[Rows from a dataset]

▬▬▬▬▬▬▬▬▬▬

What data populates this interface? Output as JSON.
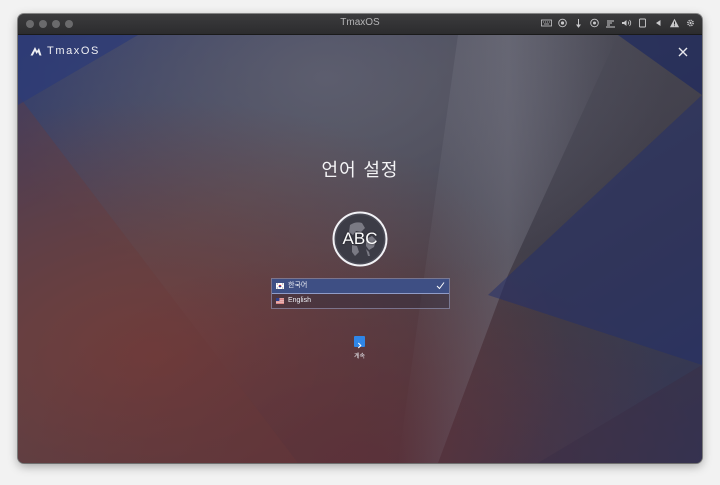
{
  "window": {
    "title": "TmaxOS"
  },
  "status_icons": [
    "keyboard-icon",
    "chip-icon",
    "pen-icon",
    "record-icon",
    "network-icon",
    "volume-icon",
    "tablet-icon",
    "back-triangle-icon",
    "warning-icon",
    "settings-gear-icon"
  ],
  "app": {
    "logo_text": "TmaxOS"
  },
  "setup": {
    "heading": "언어 설정",
    "globe_text": "ABC",
    "languages": [
      {
        "label": "한국어",
        "flag": "korea-flag-icon",
        "selected": true
      },
      {
        "label": "English",
        "flag": "usa-flag-icon",
        "selected": false
      }
    ],
    "continue_label": "계속"
  },
  "colors": {
    "accent": "#2f86e8",
    "selected_row": "#3e4f84"
  }
}
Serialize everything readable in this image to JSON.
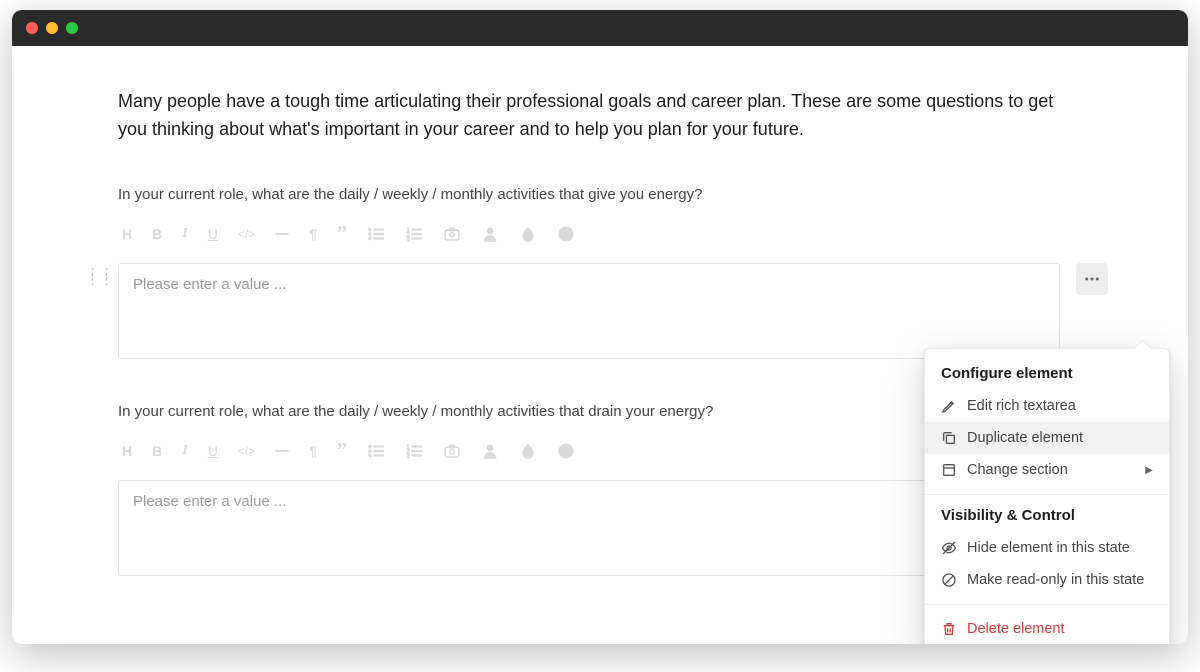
{
  "intro": "Many people have a tough time articulating their professional goals and career plan. These are some questions to get you thinking about what's important in your career and to help you plan for your future.",
  "questions": [
    {
      "label": "In your current role, what are the daily / weekly / monthly activities that give you energy?",
      "placeholder": "Please enter a value ..."
    },
    {
      "label": "In your current role, what are the daily / weekly / monthly activities that drain your energy?",
      "placeholder": "Please enter a value ..."
    }
  ],
  "toolbar_icons": [
    "heading",
    "bold",
    "italic",
    "underline",
    "code",
    "divider",
    "paragraph",
    "quote",
    "bullet-list",
    "ordered-list",
    "camera",
    "user",
    "droplet",
    "smiley"
  ],
  "popover": {
    "configure_heading": "Configure element",
    "edit_label": "Edit rich textarea",
    "duplicate_label": "Duplicate element",
    "change_section_label": "Change section",
    "visibility_heading": "Visibility & Control",
    "hide_label": "Hide element in this state",
    "readonly_label": "Make read-only in this state",
    "delete_label": "Delete element"
  }
}
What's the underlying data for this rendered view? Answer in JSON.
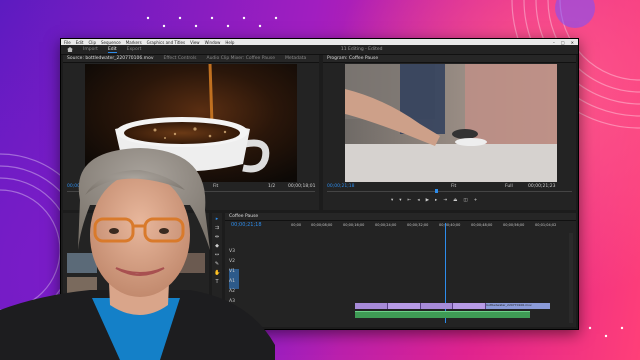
{
  "menu": {
    "items": [
      "File",
      "Edit",
      "Clip",
      "Sequence",
      "Markers",
      "Graphics and Titles",
      "View",
      "Window",
      "Help"
    ],
    "window_controls": [
      "–",
      "□",
      "✕"
    ]
  },
  "header": {
    "tabs": [
      "Import",
      "Edit",
      "Export"
    ],
    "active_tab": "Edit",
    "project": "11 Editing - Edited"
  },
  "source_panel": {
    "tabs": [
      "Source: bottledwater_220770106.mov",
      "Effect Controls",
      "Audio Clip Mixer: Coffee Pause",
      "Metadata"
    ],
    "timecode": "00;00;00;00",
    "fit": "Fit",
    "fraction": "1/2",
    "duration": "00;00;18;01"
  },
  "program_panel": {
    "tab": "Program: Coffee Pause",
    "timecode": "00;00;21;18",
    "fit": "Fit",
    "fraction": "Full",
    "duration": "00;00;21;23"
  },
  "timeline": {
    "tab": "Coffee Pause",
    "timecode": "00;00;21;18",
    "ruler": [
      "00;00",
      "00;00;08;00",
      "00;00;16;00",
      "00;00;24;00",
      "00;00;32;00",
      "00;00;40;00",
      "00;00;48;00",
      "00;00;56;00",
      "00;01;04;02"
    ],
    "tracks": [
      "V3",
      "V2",
      "V1",
      "A1",
      "A2",
      "A3"
    ],
    "clip_label": "bottledwater_220770106.mov"
  },
  "colors": {
    "accent_blue": "#2d8ceb",
    "clip_video": "#a78bd8",
    "clip_audio": "#3f9b55"
  }
}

▬▬▬▬▬▬▬▬▬▬

DESCRIPTION OF THE TASK> Leave out every picture, and write out exactly the lines from the one bearing "What's the underlying" through the final line.

THE REPLY>
What's the underlying data for this rendered view? Answer in JSON.
{
  "menu": {
    "items": [
      "File",
      "Edit",
      "Clip",
      "Sequence",
      "Markers",
      "Graphics and Titles",
      "View",
      "Window",
      "Help"
    ],
    "window_controls": [
      "–",
      "□",
      "✕"
    ]
  },
  "header": {
    "tabs": [
      "Import",
      "Edit",
      "Export"
    ],
    "active_tab": "Edit",
    "project": "11 Editing - Edited"
  },
  "source_panel": {
    "tabs": [
      "Source: bottledwater_220770106.mov",
      "Effect Controls",
      "Audio Clip Mixer: Coffee Pause",
      "Metadata"
    ],
    "timecode": "00;00;00;00",
    "fit": "Fit",
    "fraction": "1/2",
    "duration": "00;00;18;01"
  },
  "program_panel": {
    "tab": "Program: Coffee Pause",
    "timecode": "00;00;21;18",
    "fit": "Fit",
    "fraction": "Full",
    "duration": "00;00;21;23"
  },
  "timeline": {
    "tab": "Coffee Pause",
    "timecode": "00;00;21;18",
    "ruler": [
      "00;00",
      "00;00;08;00",
      "00;00;16;00",
      "00;00;24;00",
      "00;00;32;00",
      "00;00;40;00",
      "00;00;48;00",
      "00;00;56;00",
      "00;01;04;02"
    ],
    "tracks": [
      "V3",
      "V2",
      "V1",
      "A1",
      "A2",
      "A3"
    ],
    "clip_label": "bottledwater_220770106.mov"
  },
  "colors": {
    "accent_blue": "#2d8ceb",
    "clip_video": "#a78bd8",
    "clip_audio": "#3f9b55"
  }
}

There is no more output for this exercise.